● **THE TASK**:
Quote the data below in full, minus the images.

Extracted data entries
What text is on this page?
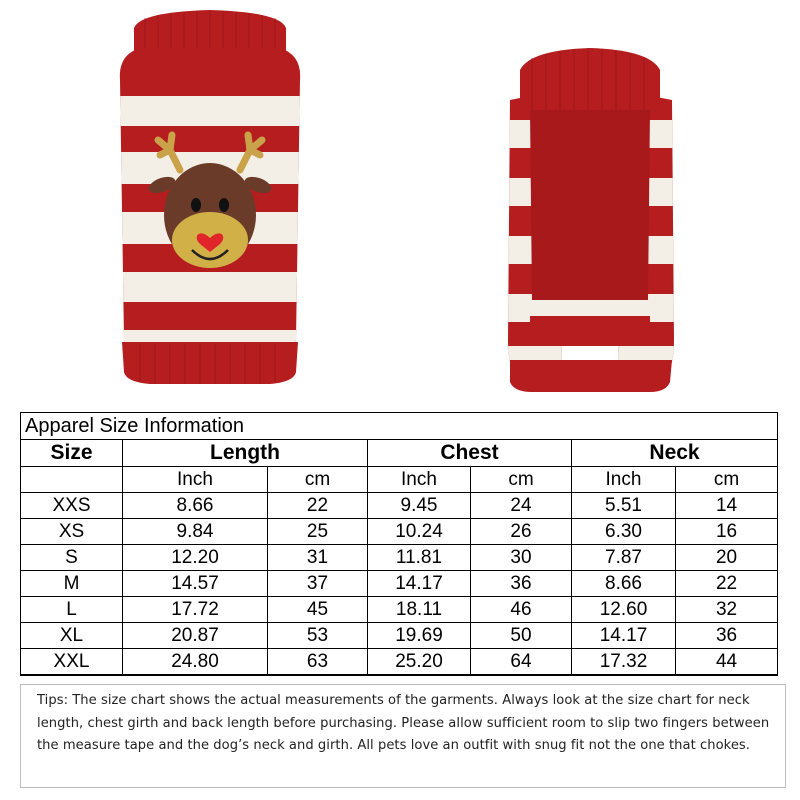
Apparel Size Information						
Size	Length		Chest		Neck	
	Inch	cm	Inch	cm	Inch	cm
XXS	8.66	22	9.45	24	5.51	14
XS	9.84	25	10.24	26	6.30	16
S	12.20	31	11.81	30	7.87	20
M	14.57	37	14.17	36	8.66	22
L	17.72	45	18.11	46	12.60	32
XL	20.87	53	19.69	50	14.17	36
XXL	24.80	63	25.20	64	17.32	44

Tips: The size chart shows the actual measurements of the garments. Always look at the size chart for neck length, chest girth and back length before purchasing. Please allow sufficient room to slip two fingers between the measure tape and the dog’s neck and girth. All pets love an outfit with snug fit not the one that chokes.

● **OUTPUT OF THE TASK**:
What text is on this page?
Apparel Size Information						
Size	Length		Chest		Neck	
	Inch	cm	Inch	cm	Inch	cm
XXS	8.66	22	9.45	24	5.51	14
XS	9.84	25	10.24	26	6.30	16
S	12.20	31	11.81	30	7.87	20
M	14.57	37	14.17	36	8.66	22
L	17.72	45	18.11	46	12.60	32
XL	20.87	53	19.69	50	14.17	36
XXL	24.80	63	25.20	64	17.32	44

Tips: The size chart shows the actual measurements of the garments. Always look at the size chart for neck length, chest girth and back length before purchasing. Please allow sufficient room to slip two fingers between the measure tape and the dog’s neck and girth. All pets love an outfit with snug fit not the one that chokes.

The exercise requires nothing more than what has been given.